§ **Given task**
Filter the lines below, copying only those with the string "Corrected".

________________

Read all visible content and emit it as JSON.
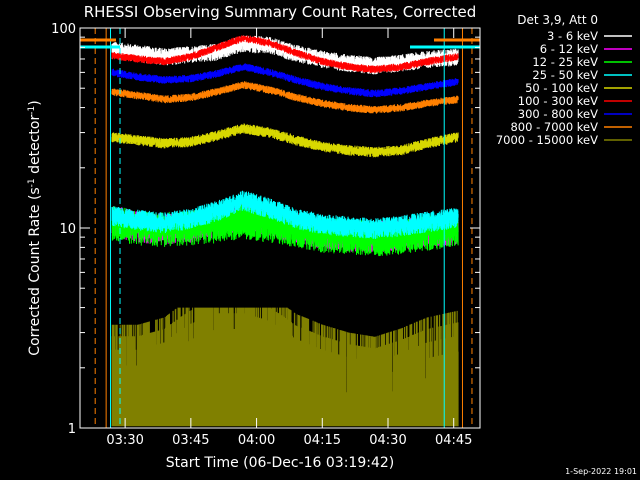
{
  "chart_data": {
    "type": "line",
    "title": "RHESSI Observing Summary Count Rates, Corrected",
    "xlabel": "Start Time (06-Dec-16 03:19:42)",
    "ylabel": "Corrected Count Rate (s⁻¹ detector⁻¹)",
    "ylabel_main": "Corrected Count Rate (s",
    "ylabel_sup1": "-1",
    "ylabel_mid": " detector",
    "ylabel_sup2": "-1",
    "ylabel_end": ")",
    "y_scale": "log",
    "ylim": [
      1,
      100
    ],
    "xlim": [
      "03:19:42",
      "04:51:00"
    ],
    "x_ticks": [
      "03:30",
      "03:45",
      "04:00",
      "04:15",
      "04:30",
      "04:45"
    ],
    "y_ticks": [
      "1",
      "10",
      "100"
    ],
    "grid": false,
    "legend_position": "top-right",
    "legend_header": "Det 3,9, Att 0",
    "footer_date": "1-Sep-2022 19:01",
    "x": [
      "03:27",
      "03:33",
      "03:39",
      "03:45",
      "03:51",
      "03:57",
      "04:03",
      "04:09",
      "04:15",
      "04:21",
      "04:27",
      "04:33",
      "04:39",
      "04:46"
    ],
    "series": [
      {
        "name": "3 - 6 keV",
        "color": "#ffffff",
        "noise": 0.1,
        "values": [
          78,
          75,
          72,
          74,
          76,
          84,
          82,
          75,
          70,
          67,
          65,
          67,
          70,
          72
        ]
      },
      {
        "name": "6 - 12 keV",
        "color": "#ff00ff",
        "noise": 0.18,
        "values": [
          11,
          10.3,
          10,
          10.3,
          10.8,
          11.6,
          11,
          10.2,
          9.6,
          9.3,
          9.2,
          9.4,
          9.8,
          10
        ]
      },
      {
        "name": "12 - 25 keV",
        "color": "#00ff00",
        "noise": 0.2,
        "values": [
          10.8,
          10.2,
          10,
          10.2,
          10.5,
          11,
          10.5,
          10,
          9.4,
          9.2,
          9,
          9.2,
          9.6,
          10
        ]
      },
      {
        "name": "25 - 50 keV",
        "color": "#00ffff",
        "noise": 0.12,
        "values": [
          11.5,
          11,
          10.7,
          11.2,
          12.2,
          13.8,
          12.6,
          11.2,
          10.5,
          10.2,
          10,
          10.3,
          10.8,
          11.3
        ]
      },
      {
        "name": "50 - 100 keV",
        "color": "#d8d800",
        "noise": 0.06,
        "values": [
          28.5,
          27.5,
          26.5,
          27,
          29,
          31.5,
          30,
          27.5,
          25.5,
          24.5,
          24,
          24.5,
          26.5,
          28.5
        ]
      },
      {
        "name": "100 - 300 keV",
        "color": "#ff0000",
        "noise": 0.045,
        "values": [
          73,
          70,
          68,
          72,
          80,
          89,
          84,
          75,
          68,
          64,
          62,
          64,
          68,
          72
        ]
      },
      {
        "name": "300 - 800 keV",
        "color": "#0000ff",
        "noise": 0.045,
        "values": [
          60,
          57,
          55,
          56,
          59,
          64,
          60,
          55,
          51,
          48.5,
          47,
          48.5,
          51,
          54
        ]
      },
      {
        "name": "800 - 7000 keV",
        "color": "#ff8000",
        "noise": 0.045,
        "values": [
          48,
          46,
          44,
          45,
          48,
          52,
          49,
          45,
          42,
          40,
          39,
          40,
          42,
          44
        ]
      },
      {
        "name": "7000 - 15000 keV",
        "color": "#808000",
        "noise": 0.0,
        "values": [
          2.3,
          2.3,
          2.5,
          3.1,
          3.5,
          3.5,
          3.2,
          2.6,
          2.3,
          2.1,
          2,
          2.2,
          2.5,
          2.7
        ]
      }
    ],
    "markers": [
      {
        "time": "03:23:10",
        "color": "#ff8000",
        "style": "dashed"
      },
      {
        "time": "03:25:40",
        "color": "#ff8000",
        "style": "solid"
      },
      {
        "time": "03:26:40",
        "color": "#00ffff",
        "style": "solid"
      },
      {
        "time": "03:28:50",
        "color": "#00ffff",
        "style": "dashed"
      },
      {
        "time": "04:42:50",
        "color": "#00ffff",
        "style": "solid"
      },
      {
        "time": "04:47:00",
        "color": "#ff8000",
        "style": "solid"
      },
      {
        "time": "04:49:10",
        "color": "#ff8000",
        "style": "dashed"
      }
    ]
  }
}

________________

§ **Solved problem**
    "title": "RHESSI Observing Summary Count Rates, Corrected",
    "ylabel": "Corrected Count Rate (s⁻¹ detector⁻¹)",
    "ylabel_main": "Corrected Count Rate (s",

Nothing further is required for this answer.